[Request]
Collect each line of the entries that holds the string "現金による支払".
— START OF Dataset entries —
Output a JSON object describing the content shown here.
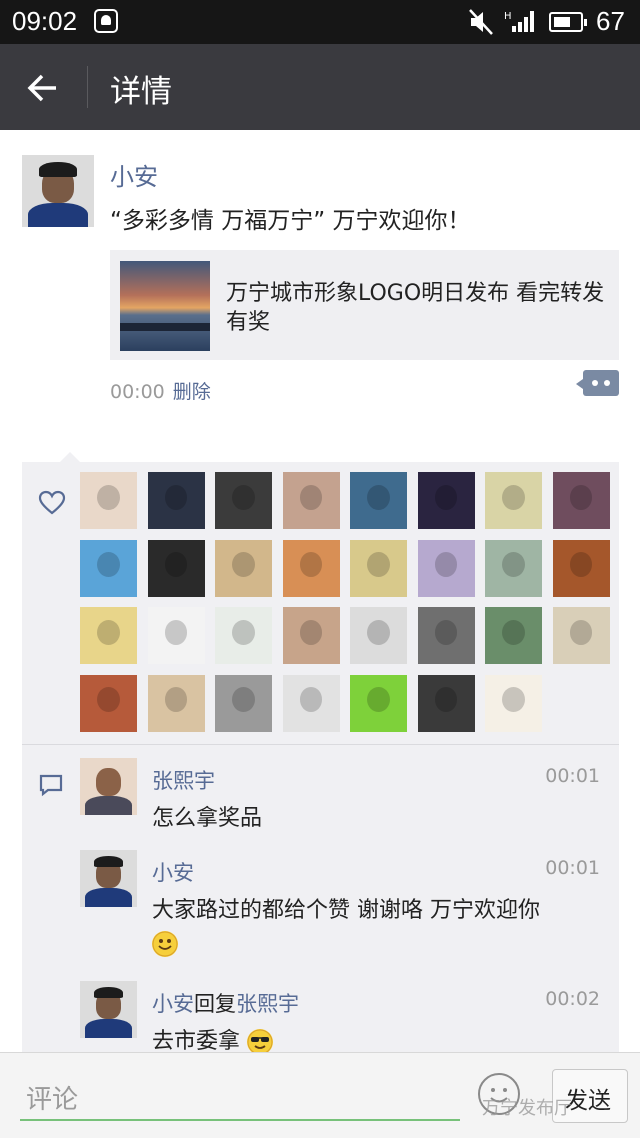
{
  "status_bar": {
    "time": "09:02",
    "signal_label": "H",
    "battery": "67",
    "battery_level": 0.67
  },
  "header": {
    "title": "详情",
    "back_icon": "back-arrow-icon"
  },
  "post": {
    "author": "小安",
    "text": "“多彩多情  万福万宁” 万宁欢迎你！",
    "link_title": "万宁城市形象LOGO明日发布 看完转发有奖",
    "time": "00:00",
    "delete_label": "删除"
  },
  "likes": {
    "icon": "heart-icon",
    "avatar_colors": [
      [
        "#e9d8c9",
        "#2b3345",
        "#3b3b3b",
        "#c4a28f",
        "#3f6b8e",
        "#2a2440",
        "#d9d4a6",
        "#6f4d5e"
      ],
      [
        "#5aa4d8",
        "#2a2a2a",
        "#d2b78b",
        "#d88f55",
        "#d8c98b",
        "#b6a9cf",
        "#9fb5a4",
        "#a5572b"
      ],
      [
        "#e8d58a",
        "#f3f3f3",
        "#e8ede8",
        "#c7a48a",
        "#dcdcdc",
        "#6f6f6f",
        "#6a8e6a",
        "#d9cfb8"
      ],
      [
        "#b65a3a",
        "#d9c3a2",
        "#9a9a9a",
        "#e2e2e2",
        "#7ed13a",
        "#3a3a3a",
        "#f5f0e6"
      ]
    ]
  },
  "comments": [
    {
      "name": "张熙宇",
      "time": "00:01",
      "text": "怎么拿奖品"
    },
    {
      "name": "小安",
      "time": "00:01",
      "text": "大家路过的都给个赞  谢谢咯 万宁欢迎你"
    },
    {
      "name": "小安",
      "reply_word": "回复",
      "reply_to": "张熙宇",
      "time": "00:02",
      "text": "去市委拿"
    }
  ],
  "comment_input": {
    "placeholder": "评论",
    "send_label": "发送"
  },
  "watermark": "万宁发布厅"
}
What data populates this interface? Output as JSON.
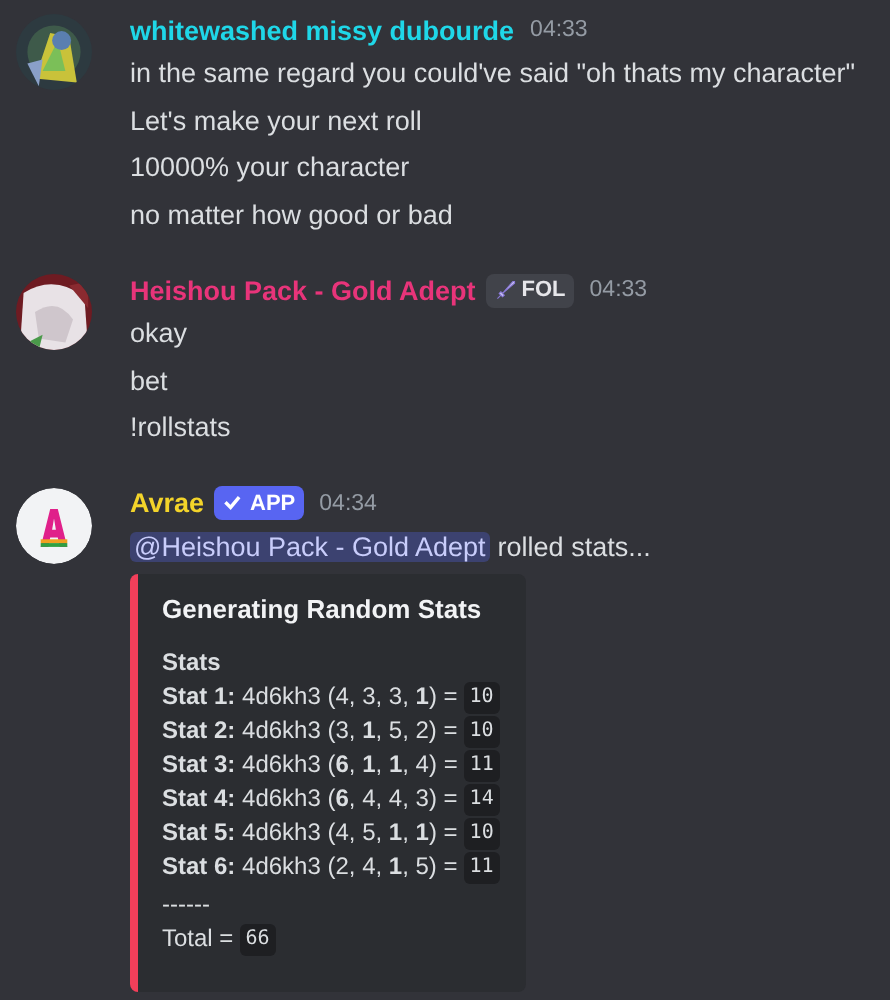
{
  "messages": [
    {
      "author": "whitewashed missy dubourde",
      "color": "#1fd7e8",
      "avatar": {
        "kind": "picture"
      },
      "time": "04:33",
      "lines": [
        "in the same regard you could've said \"oh thats my character\"",
        "Let's make your next roll",
        "10000% your character",
        "no matter how good or bad"
      ]
    },
    {
      "author": "Heishou Pack - Gold Adept",
      "color": "#e8347a",
      "avatar": {
        "kind": "picture"
      },
      "time": "04:33",
      "tag": {
        "kind": "guild",
        "label": "FOL"
      },
      "lines": [
        "okay",
        "bet",
        "!rollstats"
      ]
    },
    {
      "author": "Avrae",
      "color": "#f3d42a",
      "avatar": {
        "kind": "logo"
      },
      "time": "04:34",
      "tag": {
        "kind": "app",
        "label": "APP"
      },
      "mention": "@Heishou Pack - Gold Adept",
      "mention_rest": "rolled stats...",
      "embed": {
        "color": "#f23f5a",
        "title": "Generating Random Stats",
        "heading": "Stats",
        "stats": [
          {
            "text": "**Stat 1:** 4d6kh3 (4, 3, 3, **1**) =",
            "total": "10"
          },
          {
            "text": "**Stat 2:** 4d6kh3 (3, **1**, 5, 2) =",
            "total": "10"
          },
          {
            "text": "**Stat 3:** 4d6kh3 (**6**, **1**, **1**, 4) =",
            "total": "11"
          },
          {
            "text": "**Stat 4:** 4d6kh3 (**6**, 4, 4, 3) =",
            "total": "14"
          },
          {
            "text": "**Stat 5:** 4d6kh3 (4, 5, **1**, **1**) =",
            "total": "10"
          },
          {
            "text": "**Stat 6:** 4d6kh3 (2, 4, **1**, 5) =",
            "total": "11"
          }
        ],
        "separator": "------",
        "total_label": "Total =",
        "total": "66"
      }
    }
  ]
}
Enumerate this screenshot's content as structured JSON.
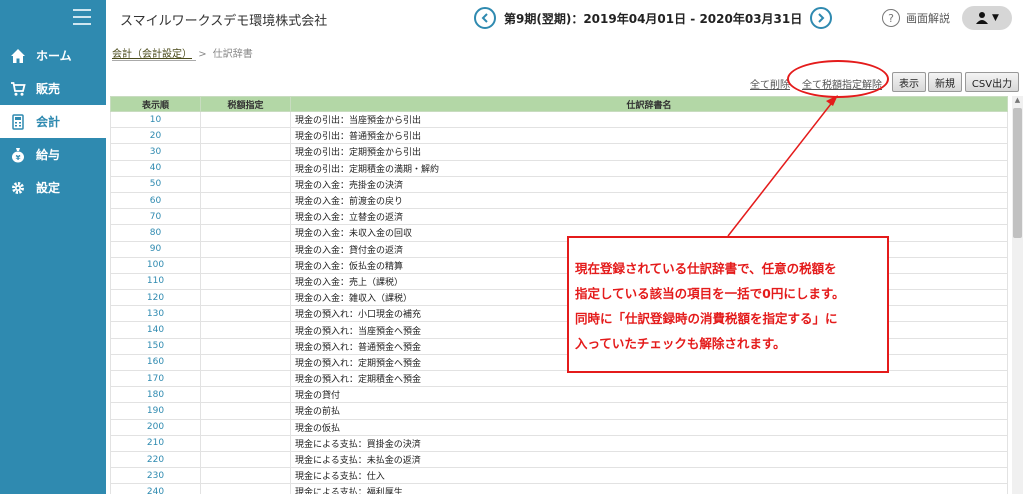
{
  "header": {
    "company": "スマイルワークスデモ環境株式会社",
    "period": "第9期(翌期)：2019年04月01日 - 2020年03月31日",
    "help_label": "画面解説"
  },
  "sidebar": {
    "items": [
      {
        "label": "ホーム",
        "icon": "home-icon"
      },
      {
        "label": "販売",
        "icon": "cart-icon"
      },
      {
        "label": "会計",
        "icon": "calculator-icon"
      },
      {
        "label": "給与",
        "icon": "money-bag-icon"
      },
      {
        "label": "設定",
        "icon": "gear-icon"
      }
    ],
    "active": "会計"
  },
  "breadcrumb": {
    "parent": "会計（会計設定）",
    "separator": ">",
    "current": "仕訳辞書"
  },
  "toolbar": {
    "delete_all": "全て削除",
    "clear_tax": "全て税額指定解除",
    "display": "表示",
    "new": "新規",
    "csv": "CSV出力"
  },
  "table": {
    "headers": [
      "表示順",
      "税額指定",
      "仕訳辞書名"
    ],
    "rows": [
      {
        "order": "10",
        "name": "現金の引出：当座預金から引出"
      },
      {
        "order": "20",
        "name": "現金の引出：普通預金から引出"
      },
      {
        "order": "30",
        "name": "現金の引出：定期預金から引出"
      },
      {
        "order": "40",
        "name": "現金の引出：定期積金の満期・解約"
      },
      {
        "order": "50",
        "name": "現金の入金：売掛金の決済"
      },
      {
        "order": "60",
        "name": "現金の入金：前渡金の戻り"
      },
      {
        "order": "70",
        "name": "現金の入金：立替金の返済"
      },
      {
        "order": "80",
        "name": "現金の入金：未収入金の回収"
      },
      {
        "order": "90",
        "name": "現金の入金：貸付金の返済"
      },
      {
        "order": "100",
        "name": "現金の入金：仮払金の精算"
      },
      {
        "order": "110",
        "name": "現金の入金：売上（課税）"
      },
      {
        "order": "120",
        "name": "現金の入金：雑収入（課税）"
      },
      {
        "order": "130",
        "name": "現金の預入れ：小口現金の補充"
      },
      {
        "order": "140",
        "name": "現金の預入れ：当座預金へ預金"
      },
      {
        "order": "150",
        "name": "現金の預入れ：普通預金へ預金"
      },
      {
        "order": "160",
        "name": "現金の預入れ：定期預金へ預金"
      },
      {
        "order": "170",
        "name": "現金の預入れ：定期積金へ預金"
      },
      {
        "order": "180",
        "name": "現金の貸付"
      },
      {
        "order": "190",
        "name": "現金の前払"
      },
      {
        "order": "200",
        "name": "現金の仮払"
      },
      {
        "order": "210",
        "name": "現金による支払：買掛金の決済"
      },
      {
        "order": "220",
        "name": "現金による支払：未払金の返済"
      },
      {
        "order": "230",
        "name": "現金による支払：仕入"
      },
      {
        "order": "240",
        "name": "現金による支払：福利厚生"
      }
    ]
  },
  "callout": {
    "lines": [
      "現在登録されている仕訳辞書で、任意の税額を",
      "指定している該当の項目を一括で0円にします。",
      "同時に「仕訳登録時の消費税額を指定する」に",
      "入っていたチェックも解除されます。"
    ]
  },
  "colors": {
    "sidebar": "#2f8ab0",
    "header_row": "#b3d7a6",
    "annotation": "#e41b1b"
  }
}
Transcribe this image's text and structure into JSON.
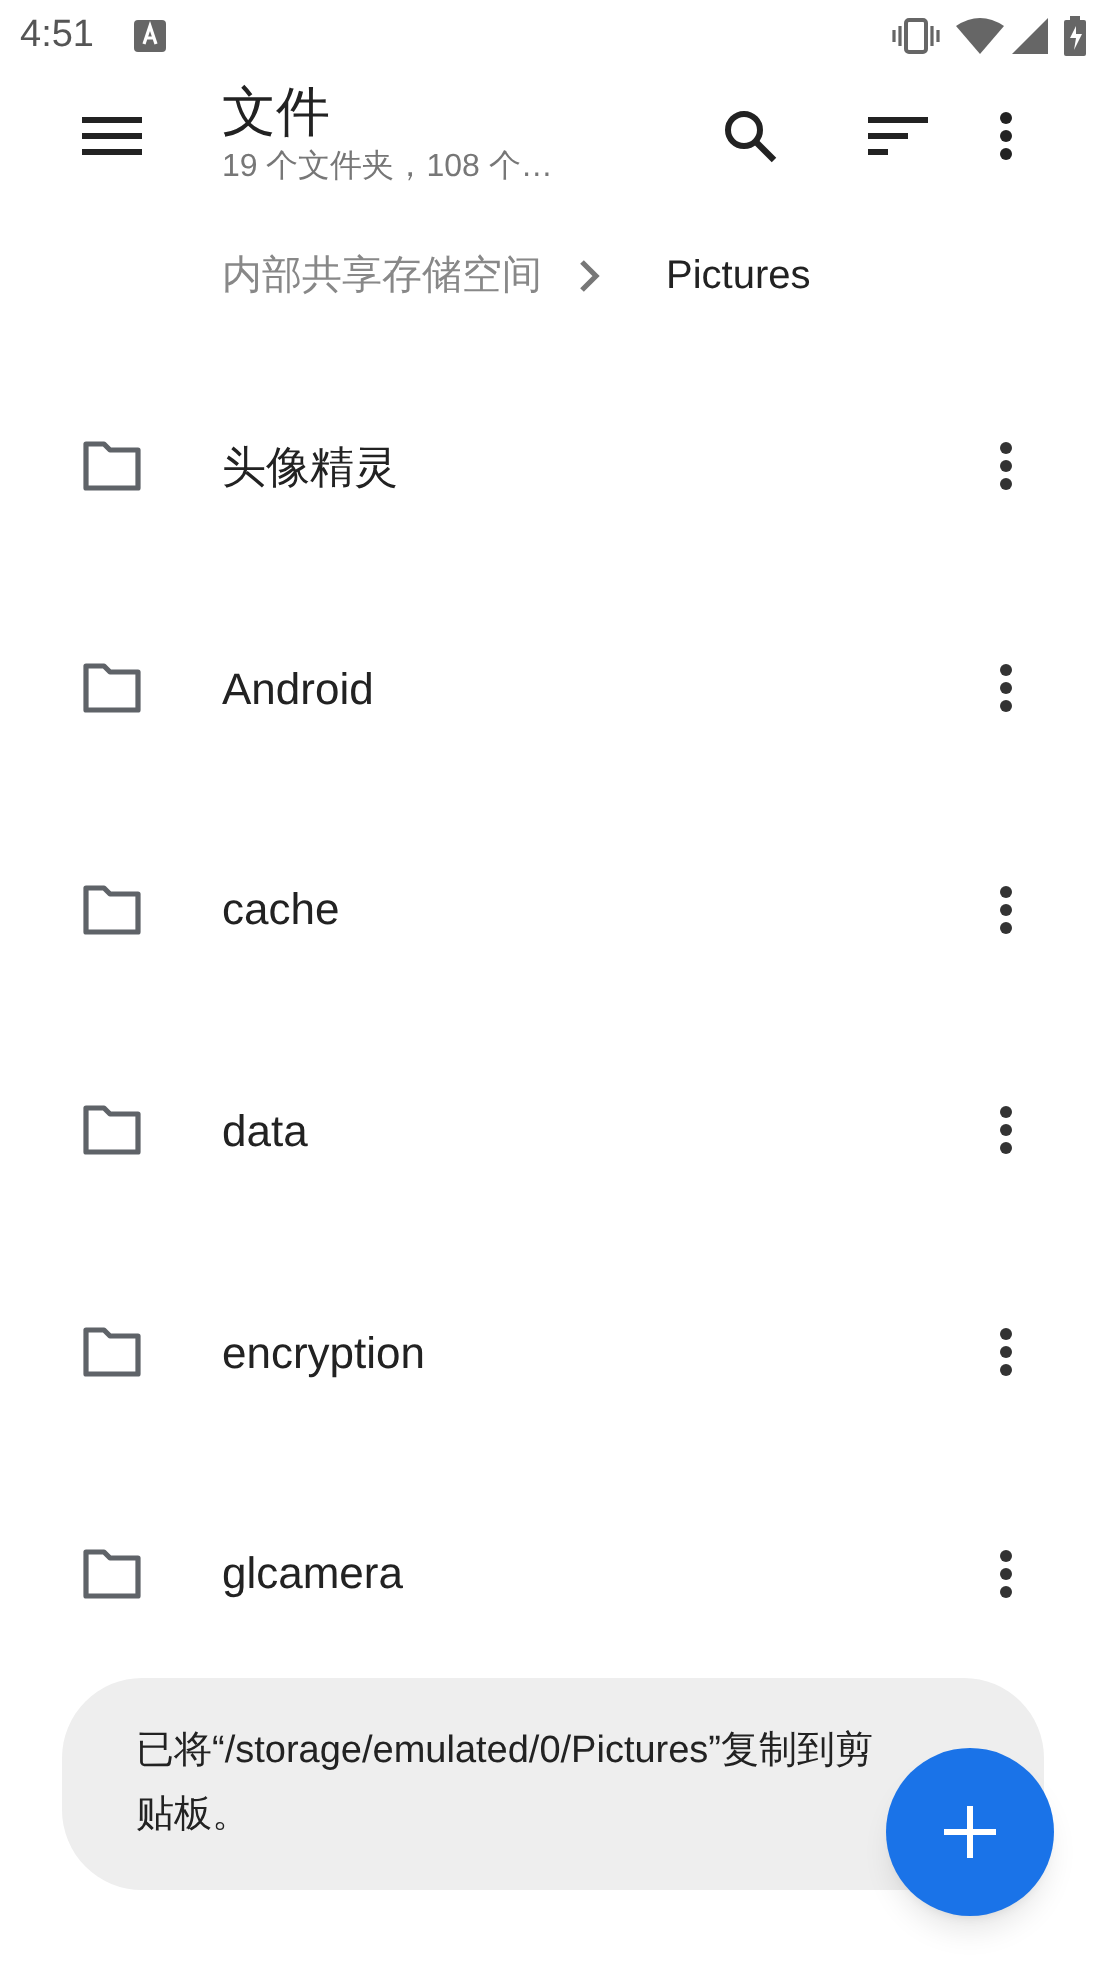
{
  "status_bar": {
    "time": "4:51"
  },
  "app_bar": {
    "title": "文件",
    "subtitle": "19 个文件夹，108 个…"
  },
  "breadcrumb": [
    {
      "label": "内部共享存储空间",
      "selected": false
    },
    {
      "label": "Pictures",
      "selected": true
    }
  ],
  "folders": [
    {
      "name": "头像精灵"
    },
    {
      "name": "Android"
    },
    {
      "name": "cache"
    },
    {
      "name": "data"
    },
    {
      "name": "encryption"
    },
    {
      "name": "glcamera"
    }
  ],
  "toast": {
    "message": "已将“/storage/emulated/0/Pictures”复制到剪贴板。"
  }
}
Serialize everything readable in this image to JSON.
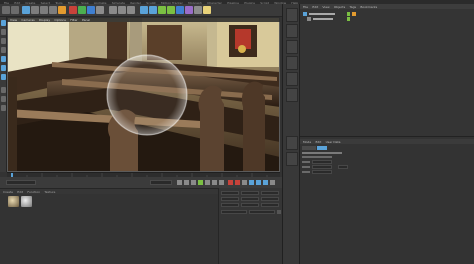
{
  "colors": {
    "ui_bg": "#333333",
    "accent_orange": "#e39b2f",
    "accent_blue": "#5aa3d9",
    "record_red": "#c8423a",
    "viewport_border": "#5b5b5b"
  },
  "menubar": {
    "items": [
      "File",
      "Edit",
      "Create",
      "Select",
      "Tools",
      "Mesh",
      "Snap",
      "Animate",
      "Simulate",
      "Render",
      "Sculpt",
      "Motion Tracker",
      "MoGraph",
      "Character",
      "Pipeline",
      "Plugins",
      "Script",
      "Window",
      "Help"
    ]
  },
  "viewport": {
    "menu": [
      "View",
      "Cameras",
      "Display",
      "Options",
      "Filter",
      "Panel"
    ]
  },
  "materials": {
    "menu": [
      "Create",
      "Edit",
      "Function",
      "Texture"
    ]
  },
  "object_manager": {
    "menu": [
      "File",
      "Edit",
      "View",
      "Objects",
      "Tags",
      "Bookmarks"
    ]
  },
  "attribute_manager": {
    "menu": [
      "Mode",
      "Edit",
      "User Data"
    ]
  },
  "icons": {
    "toolbar": [
      "undo-icon",
      "redo-icon",
      "live-selection-icon",
      "move-icon",
      "scale-icon",
      "rotate-icon",
      "recent-tool-icon",
      "x-axis-icon",
      "y-axis-icon",
      "z-axis-icon",
      "coordinate-system-icon",
      "render-view-icon",
      "render-picture-viewer-icon",
      "edit-render-settings-icon",
      "cube-icon",
      "pen-icon",
      "subdivision-icon",
      "array-icon",
      "boole-icon",
      "floor-icon",
      "camera-icon",
      "light-icon"
    ],
    "transport": [
      "go-to-start-icon",
      "previous-key-icon",
      "previous-frame-icon",
      "play-icon",
      "next-frame-icon",
      "next-key-icon",
      "go-to-end-icon",
      "record-icon",
      "autokey-icon",
      "keyframe-selection-icon"
    ]
  }
}
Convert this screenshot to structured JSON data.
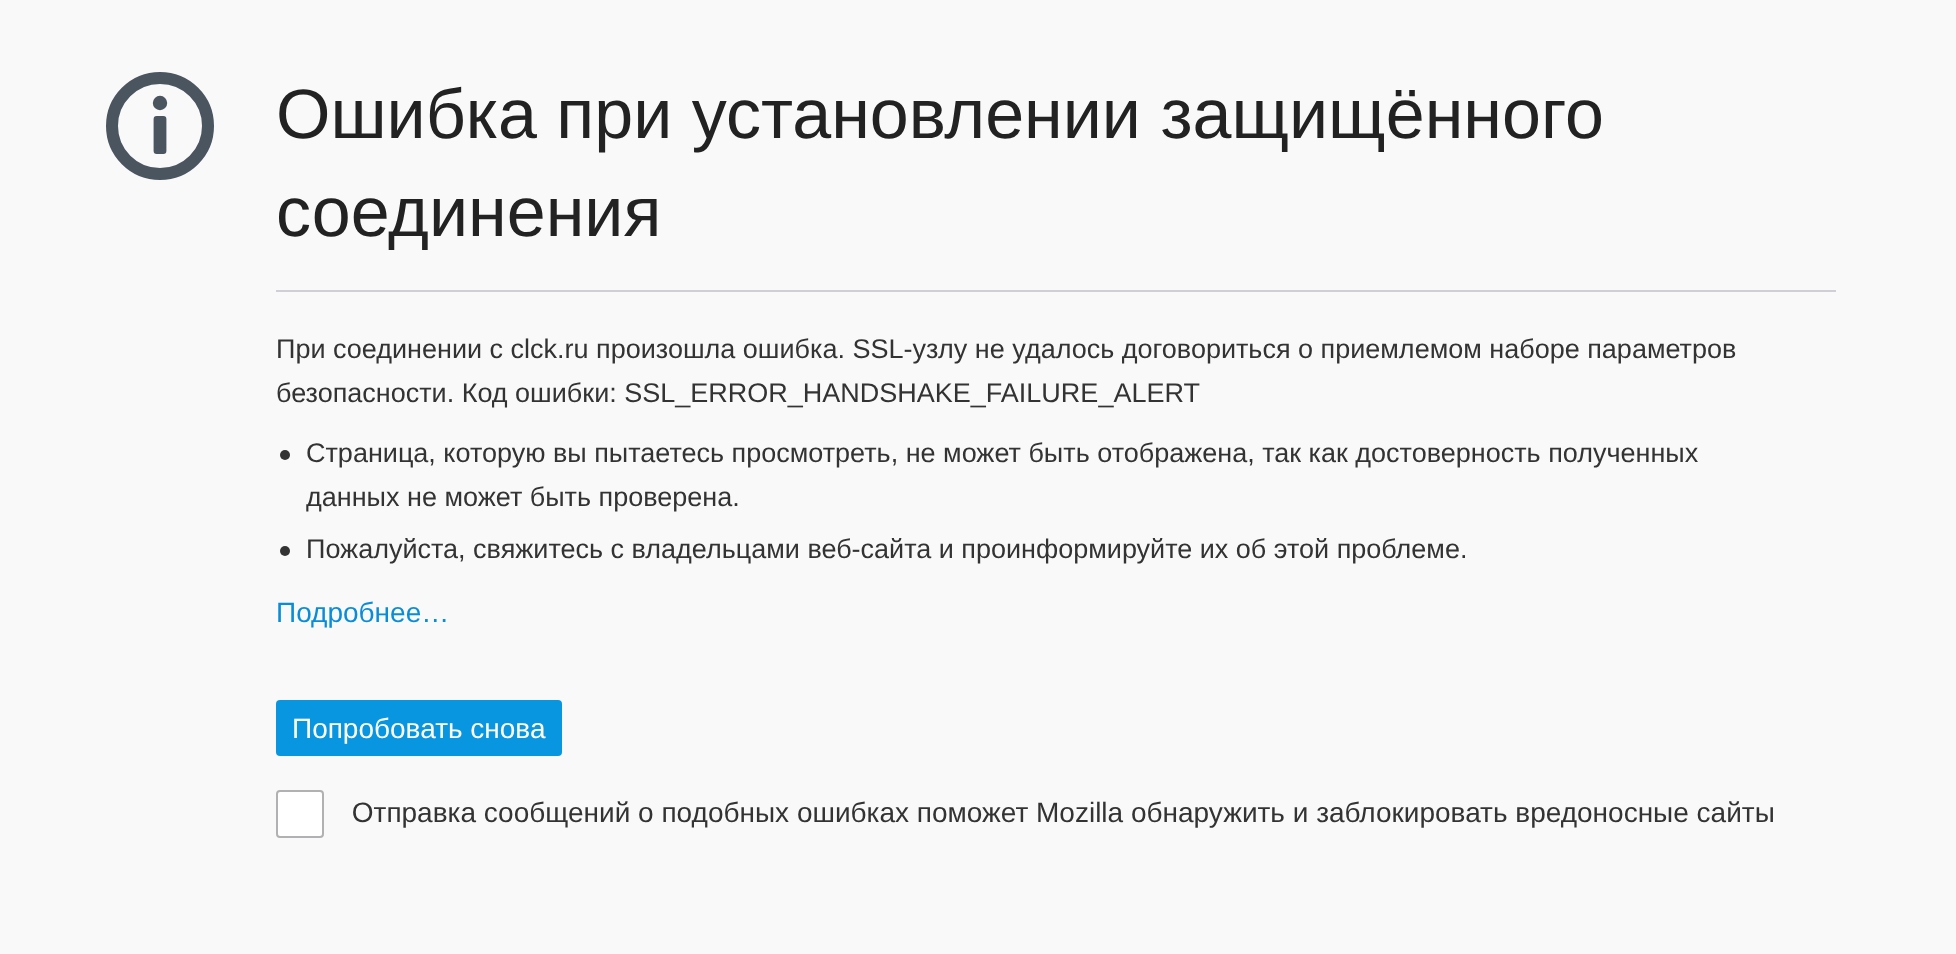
— END OF Dataset entries —
[Reply to the task]
        "name": "現金による支払：買掛金の決済"
        "name": "現金による支払：未払金の返済"
        "name": "現金による支払：仕入"
        "name": "現金による支払：福利厚生"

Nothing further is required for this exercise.